◆ DIRECTIONS FOR THIS TASK:
Give only the number of lines in the data that include the string "sites".

[Begin DATA FOR THE TASK]

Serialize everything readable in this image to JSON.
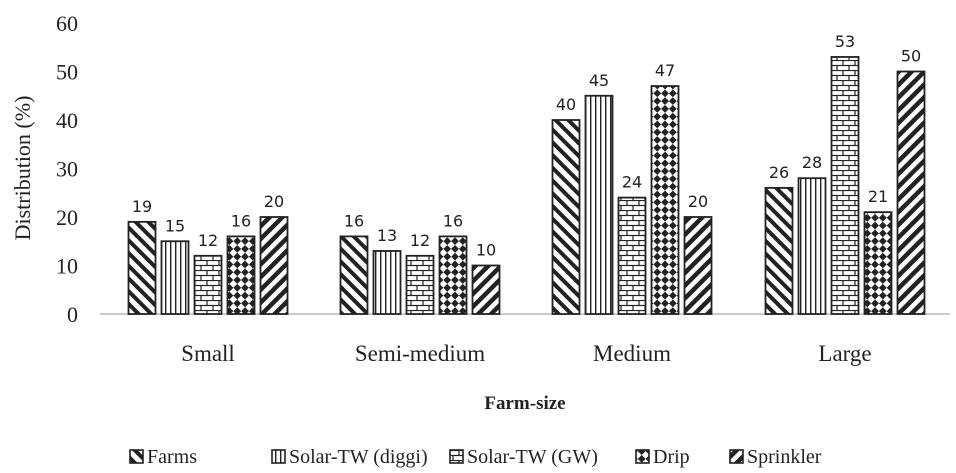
{
  "chart_data": {
    "type": "bar",
    "xlabel": "Farm-size",
    "ylabel": "Distribution (%)",
    "ylim": [
      0,
      60
    ],
    "yticks": [
      0,
      10,
      20,
      30,
      40,
      50,
      60
    ],
    "grid": false,
    "legend_position": "bottom",
    "categories": [
      "Small",
      "Semi-medium",
      "Medium",
      "Large"
    ],
    "series": [
      {
        "name": "Farms",
        "pattern": "diagonal-backslash",
        "values": [
          19,
          16,
          40,
          26
        ]
      },
      {
        "name": "Solar-TW (diggi)",
        "pattern": "vertical-lines",
        "values": [
          15,
          13,
          45,
          28
        ]
      },
      {
        "name": "Solar-TW (GW)",
        "pattern": "brick",
        "values": [
          12,
          12,
          24,
          53
        ]
      },
      {
        "name": "Drip",
        "pattern": "diamond-checker",
        "values": [
          16,
          16,
          47,
          21
        ]
      },
      {
        "name": "Sprinkler",
        "pattern": "diagonal-slash",
        "values": [
          20,
          10,
          20,
          50
        ]
      }
    ],
    "colors": {
      "ink": "#222222",
      "background": "#ffffff"
    }
  }
}
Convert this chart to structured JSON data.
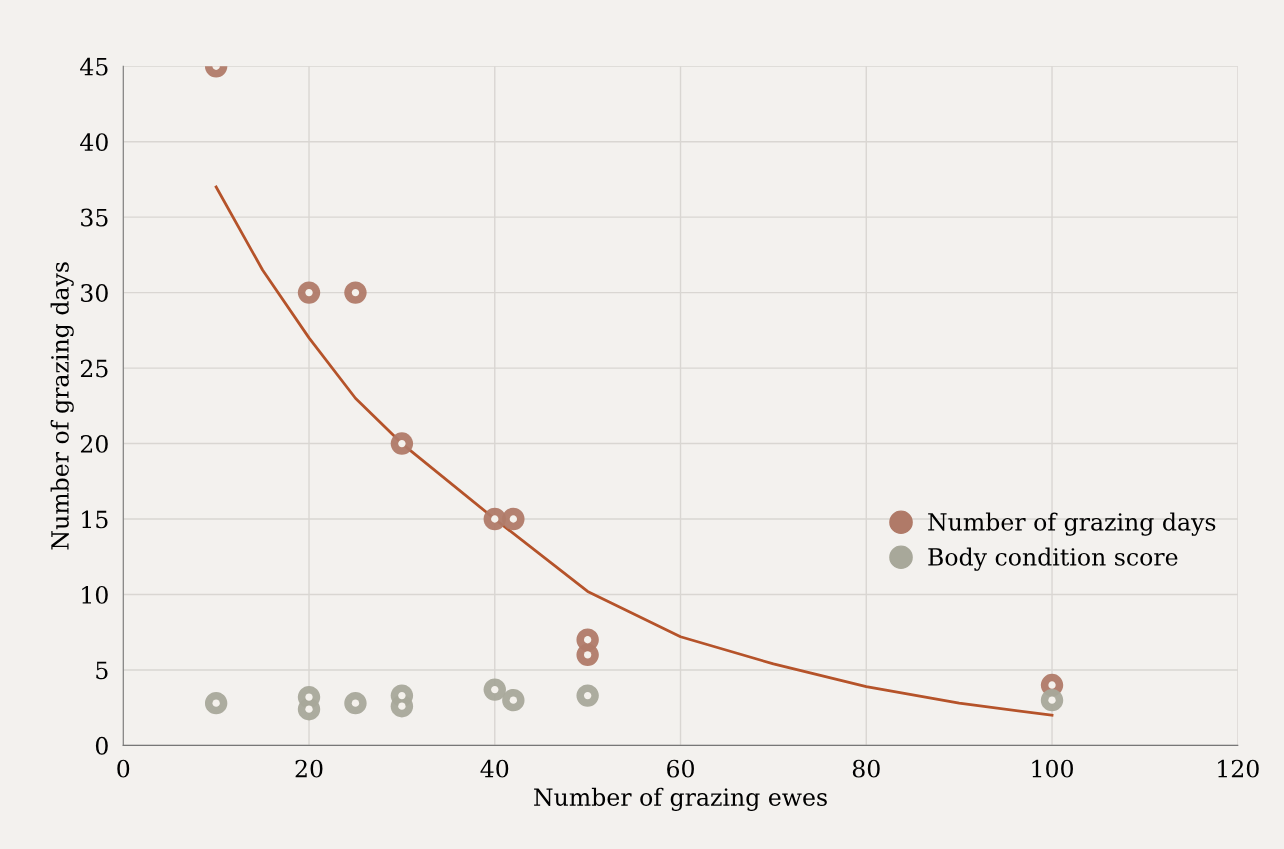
{
  "chart_data": {
    "type": "scatter",
    "xlabel": "Number of grazing ewes",
    "ylabel": "Number of grazing days",
    "xlim": [
      0,
      120
    ],
    "xticks": [
      0,
      20,
      40,
      60,
      80,
      100,
      120
    ],
    "ylim": [
      0,
      45
    ],
    "yticks": [
      0,
      5,
      10,
      15,
      20,
      25,
      30,
      35,
      40,
      45
    ],
    "grid": true,
    "legend": "right",
    "marker": "circle",
    "series": [
      {
        "name": "Number of grazing days",
        "color": "#b07a68",
        "x": [
          10,
          20,
          25,
          30,
          40,
          42,
          50,
          50,
          100
        ],
        "values": [
          45,
          30,
          30,
          20,
          15,
          15,
          7,
          6,
          4
        ]
      },
      {
        "name": "Body condition score",
        "color": "#a8a89a",
        "x": [
          10,
          20,
          20,
          25,
          30,
          30,
          40,
          42,
          50,
          100
        ],
        "values": [
          2.8,
          3.2,
          2.4,
          2.8,
          3.3,
          2.6,
          3.7,
          3.0,
          3.3,
          3.0
        ]
      },
      {
        "type": "line",
        "color": "#b5532a",
        "line_style": "solid",
        "marker": "none",
        "x": [
          10,
          15,
          20,
          25,
          30,
          40,
          50,
          60,
          70,
          80,
          90,
          100
        ],
        "values": [
          37,
          31.5,
          27,
          23,
          20,
          15,
          10.2,
          7.2,
          5.4,
          3.9,
          2.8,
          2.0
        ]
      }
    ]
  }
}
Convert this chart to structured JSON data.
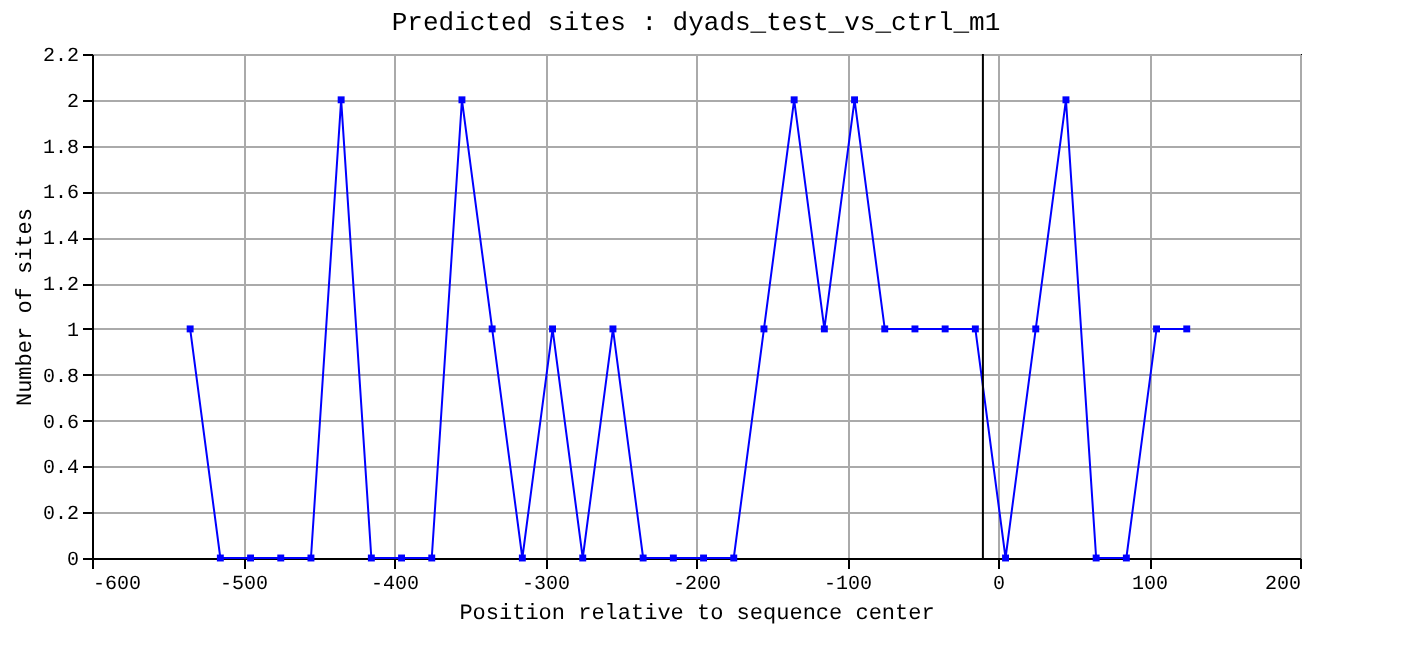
{
  "chart_data": {
    "type": "line",
    "title": "Predicted sites : dyads_test_vs_ctrl_m1",
    "xlabel": "Position relative to sequence center",
    "ylabel": "Number of sites",
    "x": [
      -535,
      -515,
      -495,
      -475,
      -455,
      -435,
      -415,
      -395,
      -375,
      -355,
      -335,
      -315,
      -295,
      -275,
      -255,
      -235,
      -215,
      -195,
      -175,
      -155,
      -135,
      -115,
      -95,
      -75,
      -55,
      -35,
      -15,
      5,
      25,
      45,
      65,
      85,
      105,
      125
    ],
    "series": [
      {
        "color": "#0000ff",
        "values": [
          1,
          0,
          0,
          0,
          0,
          2,
          0,
          0,
          0,
          2,
          1,
          0,
          1,
          0,
          1,
          0,
          0,
          0,
          0,
          1,
          2,
          1,
          2,
          1,
          1,
          1,
          1,
          0,
          1,
          2,
          0,
          0,
          1,
          1
        ]
      }
    ],
    "xlim": [
      -600,
      200
    ],
    "xticks": [
      -600,
      -500,
      -400,
      -300,
      -200,
      -100,
      0,
      100,
      200
    ],
    "ylim": [
      0,
      2.2
    ],
    "yticks": [
      0,
      0.2,
      0.4,
      0.6,
      0.8,
      1,
      1.2,
      1.4,
      1.6,
      1.8,
      2,
      2.2
    ],
    "grid": true,
    "marker": "square",
    "line_style": "solid",
    "ref_lines": [
      {
        "axis": "x",
        "value": -10,
        "color": "#000000"
      }
    ]
  }
}
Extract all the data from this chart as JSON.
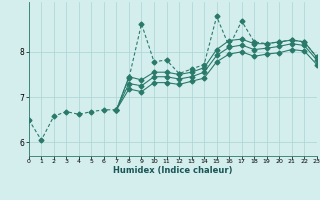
{
  "xlabel": "Humidex (Indice chaleur)",
  "bg_color": "#d4eeee",
  "line_color": "#2a7a6a",
  "grid_color": "#aad4d4",
  "xlim": [
    0,
    23
  ],
  "ylim": [
    5.7,
    9.1
  ],
  "yticks": [
    6,
    7,
    8
  ],
  "xticks": [
    0,
    1,
    2,
    3,
    4,
    5,
    6,
    7,
    8,
    9,
    10,
    11,
    12,
    13,
    14,
    15,
    16,
    17,
    18,
    19,
    20,
    21,
    22,
    23
  ],
  "line_main_x": [
    0,
    1,
    2,
    3,
    4,
    5,
    6,
    7,
    8,
    9,
    10,
    11,
    12,
    13,
    14,
    15,
    16,
    17,
    18,
    19,
    20,
    21,
    22,
    23
  ],
  "line_main_y": [
    6.5,
    6.05,
    6.58,
    6.68,
    6.62,
    6.68,
    6.72,
    6.72,
    7.42,
    8.62,
    7.78,
    7.82,
    7.52,
    7.62,
    7.72,
    8.78,
    8.12,
    8.68,
    8.22,
    8.18,
    8.22,
    8.26,
    8.22,
    7.88
  ],
  "line_top_x": [
    7,
    8,
    9,
    10,
    11,
    12,
    13,
    14,
    15,
    16,
    17,
    18,
    19,
    20,
    21,
    22,
    23
  ],
  "line_top_y": [
    6.72,
    7.45,
    7.38,
    7.55,
    7.55,
    7.5,
    7.55,
    7.65,
    8.05,
    8.25,
    8.28,
    8.18,
    8.18,
    8.22,
    8.26,
    8.22,
    7.88
  ],
  "line_mid_x": [
    7,
    8,
    9,
    10,
    11,
    12,
    13,
    14,
    15,
    16,
    17,
    18,
    19,
    20,
    21,
    22,
    23
  ],
  "line_mid_y": [
    6.72,
    7.3,
    7.25,
    7.45,
    7.45,
    7.4,
    7.45,
    7.55,
    7.92,
    8.1,
    8.15,
    8.05,
    8.08,
    8.12,
    8.18,
    8.14,
    7.82
  ],
  "line_bot_x": [
    7,
    8,
    9,
    10,
    11,
    12,
    13,
    14,
    15,
    16,
    17,
    18,
    19,
    20,
    21,
    22,
    23
  ],
  "line_bot_y": [
    6.72,
    7.18,
    7.12,
    7.32,
    7.32,
    7.28,
    7.35,
    7.42,
    7.78,
    7.95,
    8.0,
    7.9,
    7.95,
    7.98,
    8.05,
    8.02,
    7.72
  ]
}
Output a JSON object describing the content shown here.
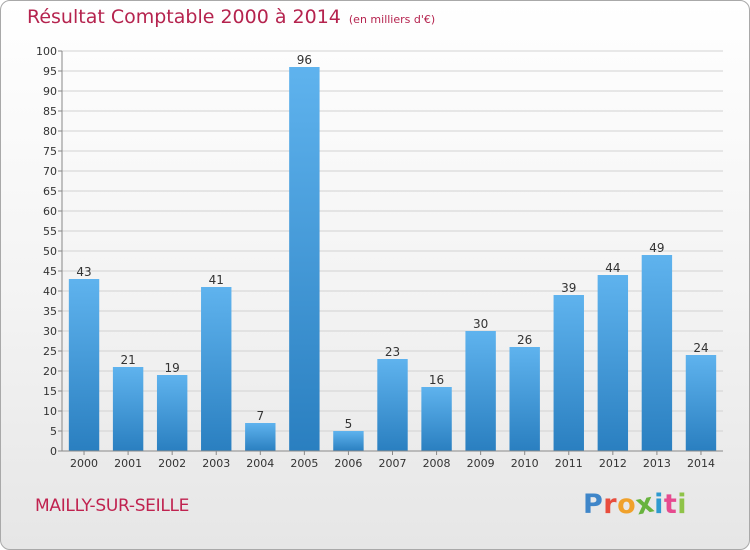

[End DATA FOR THE TASK]

◆ WRITTEN RESPONSE:
2